* [What is expected]
Please continue the speech on Bill C-68, picking up right after its final sentence.

* [Page extract]

____________________

Right now, we are talking about Bill C-68. Some of my colleagues across the way have said this is probably one of the most fundamental pieces of legislation we could debate this session, and perhaps even in the last decade. My comments will ring true from previous interventions on it. Bill C-68 is, from a policy perspective, another unnecessary piece of legislation aimed at making Canadians feel good, but without any basis in science. I already know what my colleagues are laughing at. It is the line I used, “unnecessary piece of legislation”. That was to elicit that response.

As part of the economic action plan in 2012 in support of the responsible resource development plan, the previous Conservative government put forward changes to the Fisheries Act geared to strengthening the act and removing unnecessary bureaucratic red tape. I have sat in meetings at the fisheries committee time and time again, at which DFO officials talked about fish stocks. In successive governments, some of these officials from the department have appeared before, for example on the northern cod fishery, which we know is still at critical levels. Twenty-six years ago, it was identified as a critical fish stock. One of the things we have been challenged by, whether it is policy, a department, or management, is with how to grow our most critical fish stocks in Canada.

Back in 2012, as part of the economic action plan, the previous government decided it needed to do things a little differently. It needed to start thinking about removing some of the red tape and looking at ways to create more fish. Our changes supported a shift from managing impacts to all fish habitats. People will ask what that means. We heard previously that any body of water that a tube or some type of vessel could be floated on could be deemed a fish habitat, which means that a tailings pond or a pond on a construction site filled with rainwater could be deemed a fish habitat. The previous government focused on the regulatory regime and managing threats to the sustainability and ongoing productivity of Canada's commercial, recreational, and indigenous fisheries.

Instead of listening to experts in this process, the people who use our waterways and fish our rivers, the people who actually depend on our fisheries and waters to make a living, our indigenous peoples, the current government is turning a deaf ear to practicality and pushing forward through the use of time allocation, no less. As I said today, this is the 41st time it has moved time allocation. Again I go back to the Liberals' campaign promise that they would be the most open and transparent government in Canadian history and that they were going to let debate reign. What we have seen, instead, is that if they do not like the way things are happening, if they do not like the way the opposition is pressuring them, they just shut down the debate.

It has been probably two hours since I reminded Canadians who are listening and reminded colleagues across the way that the House does not belong me. It sure as heck does not belong to the folks across the way. This is not their House. This is Canadians' House. The 338 members of Parliament have been sent here by great Canadians to be the voices of those electors.

____________________

* [Structured page parsing data]
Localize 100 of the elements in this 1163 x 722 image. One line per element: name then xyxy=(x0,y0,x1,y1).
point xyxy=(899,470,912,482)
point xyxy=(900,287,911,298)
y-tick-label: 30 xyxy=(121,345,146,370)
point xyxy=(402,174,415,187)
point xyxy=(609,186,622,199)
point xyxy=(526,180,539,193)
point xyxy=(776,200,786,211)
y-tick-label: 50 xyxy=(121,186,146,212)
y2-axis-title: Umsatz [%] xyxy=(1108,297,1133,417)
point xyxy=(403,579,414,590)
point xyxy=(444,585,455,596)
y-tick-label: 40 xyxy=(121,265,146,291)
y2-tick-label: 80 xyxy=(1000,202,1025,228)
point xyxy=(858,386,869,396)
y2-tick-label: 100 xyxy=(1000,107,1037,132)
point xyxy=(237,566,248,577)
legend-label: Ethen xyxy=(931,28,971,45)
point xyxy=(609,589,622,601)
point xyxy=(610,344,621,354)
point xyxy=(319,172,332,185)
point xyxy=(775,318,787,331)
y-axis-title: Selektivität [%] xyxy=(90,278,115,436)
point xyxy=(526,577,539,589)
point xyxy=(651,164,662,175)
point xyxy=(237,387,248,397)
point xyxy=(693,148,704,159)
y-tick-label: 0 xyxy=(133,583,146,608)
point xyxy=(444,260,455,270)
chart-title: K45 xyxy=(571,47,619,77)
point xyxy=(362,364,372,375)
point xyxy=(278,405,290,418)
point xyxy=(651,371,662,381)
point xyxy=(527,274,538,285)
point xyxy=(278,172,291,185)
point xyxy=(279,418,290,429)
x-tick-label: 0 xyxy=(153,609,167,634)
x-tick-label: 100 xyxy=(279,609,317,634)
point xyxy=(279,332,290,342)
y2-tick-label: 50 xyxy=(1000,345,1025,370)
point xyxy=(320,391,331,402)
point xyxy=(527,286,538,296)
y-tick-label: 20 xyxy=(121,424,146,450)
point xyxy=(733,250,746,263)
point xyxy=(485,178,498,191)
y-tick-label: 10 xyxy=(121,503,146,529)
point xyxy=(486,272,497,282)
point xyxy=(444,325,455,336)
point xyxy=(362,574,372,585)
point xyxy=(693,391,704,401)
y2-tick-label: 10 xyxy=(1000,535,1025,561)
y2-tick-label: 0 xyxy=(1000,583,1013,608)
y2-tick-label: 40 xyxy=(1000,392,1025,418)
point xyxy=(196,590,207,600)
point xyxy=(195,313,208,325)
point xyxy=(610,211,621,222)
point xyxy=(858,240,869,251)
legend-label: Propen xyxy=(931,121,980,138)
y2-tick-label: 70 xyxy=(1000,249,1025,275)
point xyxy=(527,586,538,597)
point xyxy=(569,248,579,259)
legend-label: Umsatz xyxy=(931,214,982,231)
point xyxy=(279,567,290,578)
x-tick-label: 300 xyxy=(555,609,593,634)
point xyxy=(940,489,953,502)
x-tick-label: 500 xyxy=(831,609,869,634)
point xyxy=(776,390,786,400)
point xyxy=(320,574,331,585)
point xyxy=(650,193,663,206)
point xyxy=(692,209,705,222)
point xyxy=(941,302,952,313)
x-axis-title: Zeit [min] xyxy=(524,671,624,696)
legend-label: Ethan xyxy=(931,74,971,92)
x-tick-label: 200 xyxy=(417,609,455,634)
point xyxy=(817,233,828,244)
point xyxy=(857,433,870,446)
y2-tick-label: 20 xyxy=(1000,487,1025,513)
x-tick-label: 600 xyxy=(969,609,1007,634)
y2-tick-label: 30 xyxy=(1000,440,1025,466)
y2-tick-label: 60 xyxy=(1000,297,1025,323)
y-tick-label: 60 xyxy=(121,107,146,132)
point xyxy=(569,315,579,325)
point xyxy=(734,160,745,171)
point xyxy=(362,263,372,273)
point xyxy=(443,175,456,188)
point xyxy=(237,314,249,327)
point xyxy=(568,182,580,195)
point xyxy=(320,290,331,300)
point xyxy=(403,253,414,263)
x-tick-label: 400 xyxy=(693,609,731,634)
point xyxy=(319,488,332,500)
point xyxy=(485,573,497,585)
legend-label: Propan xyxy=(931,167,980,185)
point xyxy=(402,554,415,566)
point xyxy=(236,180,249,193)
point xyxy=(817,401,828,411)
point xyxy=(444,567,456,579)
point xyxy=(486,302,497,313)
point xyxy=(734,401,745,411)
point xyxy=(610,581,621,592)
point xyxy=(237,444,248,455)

____________________

* [Task result]
By shuttering debate on such an important piece of legislation as Bill C-68, what are the Liberals doing? They are saying to every opposition member of Parliament and all those Canadians who elected them that their point of view does not matter. The only ones that matters are the folks on the government side of the House.

Time and time again at committee, when we were studying the bill, we asked experts, academics, environmental groups, fishers, and industry whether the changes in 2012 really had damaging effects on our rivers, lakes, streams, and fish habitat. We asked for proof. How many witnesses came up with examples of lost protections or any examples of harmful alteration or disruption? There was not one witness who came forward with any evidence of that.

As a matter of fact, what we saw were the environmental groups, the usual suspects, who talked about how the Harper government members were ogres on the oceans and the environment. I beg to differ.

The Prime Minister, in the 2015 campaign, with his hand on his heart, said that our indigenous people were going to be our most important relationship. He said it not only then but before and all the way through this last little while, yet we have indigenous communities from coast to coast to coast that say that the consultation was a sham. It was not like the clam scam that we could talk about right now, and in my last discussion I did talk about that, where the minister arbitrarily took 25% of quota and allocated it to Liberal friends and families.

Bill C-68 is another feel-good piece of fluff to satisfy the environmental vote the Liberals were going after during the 2015 election. That was what they had to do. They were beholden and had to make sure that they followed through on their promise, but there was no evidence of any damage from the changes in 2012.

We asked industry at committee if any of those changes made it easier for projects to be approved. If we listen to the environmental groups and the Liberals, it was walk in one day, and an hour later, they had their permit and were tearing up everything. Industry made it clear to us that to move forward, it did not make it easier. As a matter of act, in some cases, it made it harder, but it was clearer.

Not only was it clearer for industry and stakeholders, it was also clearer for DFO to enforce. With that, I will rest.

Motions in amendmentFisheries ActGovernment Orders

10:55 p.m.

Burnaby North—Seymour B.C.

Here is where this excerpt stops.